Do this
Locate every line below that contains the word "JSON" and copy it.

[Stored dataset items]
****

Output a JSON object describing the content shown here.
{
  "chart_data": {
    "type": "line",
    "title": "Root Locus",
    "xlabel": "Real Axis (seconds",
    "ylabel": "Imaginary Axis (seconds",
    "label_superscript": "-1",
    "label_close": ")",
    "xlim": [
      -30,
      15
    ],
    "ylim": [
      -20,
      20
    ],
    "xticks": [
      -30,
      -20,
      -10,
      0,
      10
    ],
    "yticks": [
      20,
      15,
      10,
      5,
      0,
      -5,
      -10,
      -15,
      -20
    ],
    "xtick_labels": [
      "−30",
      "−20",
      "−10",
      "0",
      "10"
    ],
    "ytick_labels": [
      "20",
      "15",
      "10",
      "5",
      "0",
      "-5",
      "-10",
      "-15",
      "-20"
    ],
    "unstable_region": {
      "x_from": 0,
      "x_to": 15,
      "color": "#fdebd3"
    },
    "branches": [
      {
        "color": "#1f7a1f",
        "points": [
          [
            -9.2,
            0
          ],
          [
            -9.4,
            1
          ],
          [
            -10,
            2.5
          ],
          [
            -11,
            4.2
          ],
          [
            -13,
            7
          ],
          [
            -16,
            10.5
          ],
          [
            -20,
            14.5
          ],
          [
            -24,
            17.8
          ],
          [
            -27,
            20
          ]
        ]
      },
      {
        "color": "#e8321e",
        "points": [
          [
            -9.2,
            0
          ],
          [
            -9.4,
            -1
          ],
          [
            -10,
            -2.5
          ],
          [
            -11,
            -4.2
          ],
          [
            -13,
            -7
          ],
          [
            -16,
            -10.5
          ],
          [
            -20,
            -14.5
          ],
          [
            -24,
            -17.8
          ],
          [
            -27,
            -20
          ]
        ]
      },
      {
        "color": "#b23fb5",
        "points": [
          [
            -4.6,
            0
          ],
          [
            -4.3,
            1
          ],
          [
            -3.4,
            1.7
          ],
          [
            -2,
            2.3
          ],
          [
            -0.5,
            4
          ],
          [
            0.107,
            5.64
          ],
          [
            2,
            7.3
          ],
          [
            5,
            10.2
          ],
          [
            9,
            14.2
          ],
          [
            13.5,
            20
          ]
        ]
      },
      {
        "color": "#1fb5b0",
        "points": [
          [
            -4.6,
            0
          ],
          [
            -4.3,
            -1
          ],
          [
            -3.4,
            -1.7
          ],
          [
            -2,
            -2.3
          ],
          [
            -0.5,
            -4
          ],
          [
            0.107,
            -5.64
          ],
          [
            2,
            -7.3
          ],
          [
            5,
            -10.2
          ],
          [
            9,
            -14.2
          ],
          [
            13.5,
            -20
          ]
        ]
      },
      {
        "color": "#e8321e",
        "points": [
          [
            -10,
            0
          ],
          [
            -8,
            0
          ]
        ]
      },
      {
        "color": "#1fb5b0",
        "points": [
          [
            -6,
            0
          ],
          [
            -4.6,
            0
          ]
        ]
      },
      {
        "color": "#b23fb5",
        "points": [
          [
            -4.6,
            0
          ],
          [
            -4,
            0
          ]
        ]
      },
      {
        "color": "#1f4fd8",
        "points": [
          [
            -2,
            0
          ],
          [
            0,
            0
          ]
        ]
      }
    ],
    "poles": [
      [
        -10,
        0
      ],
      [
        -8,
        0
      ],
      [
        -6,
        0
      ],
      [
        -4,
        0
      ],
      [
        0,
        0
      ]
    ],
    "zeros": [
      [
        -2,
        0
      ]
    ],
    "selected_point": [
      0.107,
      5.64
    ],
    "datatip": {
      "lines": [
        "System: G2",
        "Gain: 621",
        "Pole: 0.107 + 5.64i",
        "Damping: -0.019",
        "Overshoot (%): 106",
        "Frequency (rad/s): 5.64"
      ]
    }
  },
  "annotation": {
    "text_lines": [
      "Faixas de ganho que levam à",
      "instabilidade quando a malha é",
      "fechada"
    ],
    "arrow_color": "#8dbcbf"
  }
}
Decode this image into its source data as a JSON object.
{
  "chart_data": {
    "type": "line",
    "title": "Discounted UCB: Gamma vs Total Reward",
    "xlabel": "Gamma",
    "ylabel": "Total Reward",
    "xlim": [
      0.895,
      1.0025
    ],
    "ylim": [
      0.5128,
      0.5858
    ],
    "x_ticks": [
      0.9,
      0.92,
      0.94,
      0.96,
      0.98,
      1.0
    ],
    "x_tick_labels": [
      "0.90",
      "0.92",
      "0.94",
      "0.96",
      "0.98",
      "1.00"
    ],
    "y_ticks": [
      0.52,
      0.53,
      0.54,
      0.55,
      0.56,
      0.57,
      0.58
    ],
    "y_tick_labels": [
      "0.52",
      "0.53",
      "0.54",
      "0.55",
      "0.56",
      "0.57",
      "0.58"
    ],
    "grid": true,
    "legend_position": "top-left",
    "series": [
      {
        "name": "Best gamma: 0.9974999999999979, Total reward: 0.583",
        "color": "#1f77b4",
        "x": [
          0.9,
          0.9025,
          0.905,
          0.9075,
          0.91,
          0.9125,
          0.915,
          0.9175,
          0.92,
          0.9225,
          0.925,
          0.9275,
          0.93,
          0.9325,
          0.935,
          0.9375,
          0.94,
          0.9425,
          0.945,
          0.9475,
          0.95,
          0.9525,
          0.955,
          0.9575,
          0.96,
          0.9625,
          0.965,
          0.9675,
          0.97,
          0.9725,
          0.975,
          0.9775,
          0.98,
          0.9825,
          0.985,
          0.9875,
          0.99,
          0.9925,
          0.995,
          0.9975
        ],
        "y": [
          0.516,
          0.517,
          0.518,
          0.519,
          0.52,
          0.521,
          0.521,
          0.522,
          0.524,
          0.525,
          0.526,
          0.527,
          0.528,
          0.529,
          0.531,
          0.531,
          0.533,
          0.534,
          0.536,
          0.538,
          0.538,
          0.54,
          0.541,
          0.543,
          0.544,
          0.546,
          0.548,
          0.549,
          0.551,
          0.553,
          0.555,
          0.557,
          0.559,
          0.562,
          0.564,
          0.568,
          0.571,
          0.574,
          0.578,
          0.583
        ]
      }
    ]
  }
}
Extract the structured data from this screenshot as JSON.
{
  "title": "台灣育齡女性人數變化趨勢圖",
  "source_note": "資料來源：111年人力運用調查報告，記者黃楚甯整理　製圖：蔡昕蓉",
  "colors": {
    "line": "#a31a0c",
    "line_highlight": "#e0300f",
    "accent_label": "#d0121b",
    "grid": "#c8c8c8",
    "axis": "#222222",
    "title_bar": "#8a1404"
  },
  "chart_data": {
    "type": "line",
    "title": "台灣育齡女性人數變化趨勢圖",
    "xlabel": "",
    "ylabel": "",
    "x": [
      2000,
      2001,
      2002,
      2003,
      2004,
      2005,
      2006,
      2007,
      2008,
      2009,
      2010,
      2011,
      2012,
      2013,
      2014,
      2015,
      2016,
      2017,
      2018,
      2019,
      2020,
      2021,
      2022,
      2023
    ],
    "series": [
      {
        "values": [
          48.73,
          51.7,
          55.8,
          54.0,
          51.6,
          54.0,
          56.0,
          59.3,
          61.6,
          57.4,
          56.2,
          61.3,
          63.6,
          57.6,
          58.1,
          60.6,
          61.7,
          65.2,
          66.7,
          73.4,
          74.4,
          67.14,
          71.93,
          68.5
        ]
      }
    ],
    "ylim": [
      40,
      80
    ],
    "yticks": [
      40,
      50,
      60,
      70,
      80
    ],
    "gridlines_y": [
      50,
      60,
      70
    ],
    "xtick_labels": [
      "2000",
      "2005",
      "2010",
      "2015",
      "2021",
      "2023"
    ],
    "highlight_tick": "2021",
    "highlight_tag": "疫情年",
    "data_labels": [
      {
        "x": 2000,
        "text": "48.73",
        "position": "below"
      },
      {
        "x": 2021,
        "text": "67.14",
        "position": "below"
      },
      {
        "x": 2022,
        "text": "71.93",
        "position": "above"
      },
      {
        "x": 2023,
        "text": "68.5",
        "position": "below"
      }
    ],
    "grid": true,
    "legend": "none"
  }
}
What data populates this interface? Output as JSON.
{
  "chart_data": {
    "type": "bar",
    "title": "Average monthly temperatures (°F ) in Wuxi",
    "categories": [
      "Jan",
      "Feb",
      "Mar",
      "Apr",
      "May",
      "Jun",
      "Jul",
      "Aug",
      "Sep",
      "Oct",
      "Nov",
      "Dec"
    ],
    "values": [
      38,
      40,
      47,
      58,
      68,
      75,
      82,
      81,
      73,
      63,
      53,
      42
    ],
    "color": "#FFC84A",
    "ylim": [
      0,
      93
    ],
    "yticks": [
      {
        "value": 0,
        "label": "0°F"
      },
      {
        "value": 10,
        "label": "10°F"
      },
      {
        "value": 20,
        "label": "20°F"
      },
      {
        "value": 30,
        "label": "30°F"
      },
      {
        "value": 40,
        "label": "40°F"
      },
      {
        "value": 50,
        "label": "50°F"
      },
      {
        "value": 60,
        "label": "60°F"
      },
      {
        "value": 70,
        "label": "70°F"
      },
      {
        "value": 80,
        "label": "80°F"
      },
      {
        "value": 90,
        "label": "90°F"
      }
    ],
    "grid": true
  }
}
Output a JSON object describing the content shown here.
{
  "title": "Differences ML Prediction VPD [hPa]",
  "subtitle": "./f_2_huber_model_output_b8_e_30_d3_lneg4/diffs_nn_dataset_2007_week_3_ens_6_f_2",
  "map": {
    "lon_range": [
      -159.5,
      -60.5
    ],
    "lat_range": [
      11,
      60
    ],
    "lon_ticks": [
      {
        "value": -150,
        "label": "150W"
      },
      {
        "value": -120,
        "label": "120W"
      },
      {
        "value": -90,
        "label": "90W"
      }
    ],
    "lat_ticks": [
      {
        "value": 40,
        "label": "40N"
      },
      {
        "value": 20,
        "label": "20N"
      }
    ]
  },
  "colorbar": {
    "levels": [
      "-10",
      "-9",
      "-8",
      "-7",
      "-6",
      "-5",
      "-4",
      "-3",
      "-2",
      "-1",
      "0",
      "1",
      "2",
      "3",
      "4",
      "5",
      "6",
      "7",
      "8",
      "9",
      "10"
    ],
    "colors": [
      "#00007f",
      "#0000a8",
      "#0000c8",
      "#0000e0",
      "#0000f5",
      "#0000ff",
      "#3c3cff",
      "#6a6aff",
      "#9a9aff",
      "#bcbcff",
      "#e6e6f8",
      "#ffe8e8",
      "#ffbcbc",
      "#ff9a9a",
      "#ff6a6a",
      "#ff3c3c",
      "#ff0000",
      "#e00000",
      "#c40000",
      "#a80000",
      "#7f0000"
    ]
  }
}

****

The response
Output a JSON object describing the content shown here.
Decode this image into its source data as a JSON object.
Extract the structured data from this screenshot as JSON.
What data populates this interface? Output as JSON.
Output a JSON object describing the content shown here.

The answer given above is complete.